Written problem –
From the listing below, select every line where the word "color" appears.

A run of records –
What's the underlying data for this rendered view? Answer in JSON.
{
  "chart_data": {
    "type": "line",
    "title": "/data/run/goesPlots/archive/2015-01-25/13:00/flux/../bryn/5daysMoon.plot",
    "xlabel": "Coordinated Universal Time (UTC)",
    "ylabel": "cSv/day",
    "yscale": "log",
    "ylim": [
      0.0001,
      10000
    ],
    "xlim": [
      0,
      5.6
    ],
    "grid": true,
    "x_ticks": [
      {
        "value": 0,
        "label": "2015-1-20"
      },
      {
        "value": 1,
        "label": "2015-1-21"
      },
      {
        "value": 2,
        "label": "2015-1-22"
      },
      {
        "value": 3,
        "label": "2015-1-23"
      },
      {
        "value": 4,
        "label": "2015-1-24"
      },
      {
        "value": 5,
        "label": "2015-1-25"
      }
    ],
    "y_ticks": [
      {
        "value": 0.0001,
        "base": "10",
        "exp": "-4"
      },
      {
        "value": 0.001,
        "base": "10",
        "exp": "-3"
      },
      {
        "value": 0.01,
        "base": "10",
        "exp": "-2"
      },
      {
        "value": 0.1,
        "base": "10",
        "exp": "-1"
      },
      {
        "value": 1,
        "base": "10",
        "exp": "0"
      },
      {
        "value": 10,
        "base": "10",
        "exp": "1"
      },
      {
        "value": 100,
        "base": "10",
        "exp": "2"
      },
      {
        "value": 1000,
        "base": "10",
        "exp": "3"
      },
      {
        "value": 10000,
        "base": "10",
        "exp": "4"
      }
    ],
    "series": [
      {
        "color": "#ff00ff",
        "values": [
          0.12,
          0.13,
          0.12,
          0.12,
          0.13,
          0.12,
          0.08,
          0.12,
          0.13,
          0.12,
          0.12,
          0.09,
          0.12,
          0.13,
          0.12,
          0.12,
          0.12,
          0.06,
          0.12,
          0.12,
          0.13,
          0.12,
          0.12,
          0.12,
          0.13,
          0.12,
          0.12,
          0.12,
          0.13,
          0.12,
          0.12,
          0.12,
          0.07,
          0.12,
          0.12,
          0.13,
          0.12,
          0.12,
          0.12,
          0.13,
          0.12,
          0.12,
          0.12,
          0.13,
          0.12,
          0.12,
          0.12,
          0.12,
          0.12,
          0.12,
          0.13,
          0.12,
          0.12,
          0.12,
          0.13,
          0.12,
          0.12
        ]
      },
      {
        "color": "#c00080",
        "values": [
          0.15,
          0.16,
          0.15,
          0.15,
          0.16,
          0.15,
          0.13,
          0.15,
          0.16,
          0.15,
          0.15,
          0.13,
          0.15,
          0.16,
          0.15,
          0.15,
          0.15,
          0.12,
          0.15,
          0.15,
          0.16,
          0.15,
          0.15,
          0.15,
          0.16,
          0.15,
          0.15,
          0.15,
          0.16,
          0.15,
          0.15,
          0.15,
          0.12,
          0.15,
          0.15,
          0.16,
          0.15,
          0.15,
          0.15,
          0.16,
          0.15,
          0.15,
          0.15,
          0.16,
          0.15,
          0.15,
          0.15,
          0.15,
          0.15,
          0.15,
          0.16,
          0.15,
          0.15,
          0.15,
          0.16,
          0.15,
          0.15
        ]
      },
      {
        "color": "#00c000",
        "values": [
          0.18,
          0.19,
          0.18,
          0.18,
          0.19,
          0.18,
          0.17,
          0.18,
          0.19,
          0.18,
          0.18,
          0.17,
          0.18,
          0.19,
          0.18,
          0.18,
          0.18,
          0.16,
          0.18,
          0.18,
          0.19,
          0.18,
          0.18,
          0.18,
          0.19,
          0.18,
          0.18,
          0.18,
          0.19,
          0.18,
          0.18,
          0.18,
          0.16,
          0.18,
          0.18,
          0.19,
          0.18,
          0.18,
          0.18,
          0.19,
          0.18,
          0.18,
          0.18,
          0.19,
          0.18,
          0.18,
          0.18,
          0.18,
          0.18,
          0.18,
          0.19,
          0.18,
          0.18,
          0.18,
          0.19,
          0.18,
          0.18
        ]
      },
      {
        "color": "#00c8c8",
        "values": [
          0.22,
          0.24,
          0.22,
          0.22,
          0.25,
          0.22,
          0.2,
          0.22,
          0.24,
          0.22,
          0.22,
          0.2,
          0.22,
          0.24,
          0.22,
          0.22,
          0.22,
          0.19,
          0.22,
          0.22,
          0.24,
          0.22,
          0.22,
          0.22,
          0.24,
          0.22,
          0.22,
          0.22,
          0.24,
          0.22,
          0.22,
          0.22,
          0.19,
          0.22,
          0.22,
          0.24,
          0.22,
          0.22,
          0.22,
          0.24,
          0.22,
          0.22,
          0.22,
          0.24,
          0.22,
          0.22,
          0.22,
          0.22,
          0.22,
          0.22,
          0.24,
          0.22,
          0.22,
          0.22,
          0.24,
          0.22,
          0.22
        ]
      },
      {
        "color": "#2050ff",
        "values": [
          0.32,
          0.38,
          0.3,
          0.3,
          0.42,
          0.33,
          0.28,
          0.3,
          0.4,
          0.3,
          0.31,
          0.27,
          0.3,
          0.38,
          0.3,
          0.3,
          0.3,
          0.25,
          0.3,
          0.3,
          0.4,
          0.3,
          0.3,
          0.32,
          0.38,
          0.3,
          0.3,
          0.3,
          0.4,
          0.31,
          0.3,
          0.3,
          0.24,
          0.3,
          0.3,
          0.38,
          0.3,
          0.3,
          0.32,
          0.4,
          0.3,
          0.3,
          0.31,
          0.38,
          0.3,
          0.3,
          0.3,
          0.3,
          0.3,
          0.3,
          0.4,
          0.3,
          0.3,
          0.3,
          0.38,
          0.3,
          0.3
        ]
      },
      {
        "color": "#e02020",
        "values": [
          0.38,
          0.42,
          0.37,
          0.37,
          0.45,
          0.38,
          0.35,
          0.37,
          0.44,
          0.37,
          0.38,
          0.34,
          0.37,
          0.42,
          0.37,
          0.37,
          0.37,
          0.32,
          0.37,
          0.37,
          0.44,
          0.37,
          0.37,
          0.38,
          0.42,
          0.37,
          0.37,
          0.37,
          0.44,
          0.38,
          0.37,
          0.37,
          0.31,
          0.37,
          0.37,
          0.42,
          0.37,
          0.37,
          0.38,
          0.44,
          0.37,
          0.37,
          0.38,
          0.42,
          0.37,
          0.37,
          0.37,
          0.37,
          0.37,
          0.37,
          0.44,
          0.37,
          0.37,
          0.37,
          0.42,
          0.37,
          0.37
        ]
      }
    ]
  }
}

Answer for this exercise –
        "color": "#ff00ff",
        "color": "#c00080",
        "color": "#00c000",
        "color": "#00c8c8",
        "color": "#2050ff",
        "color": "#e02020",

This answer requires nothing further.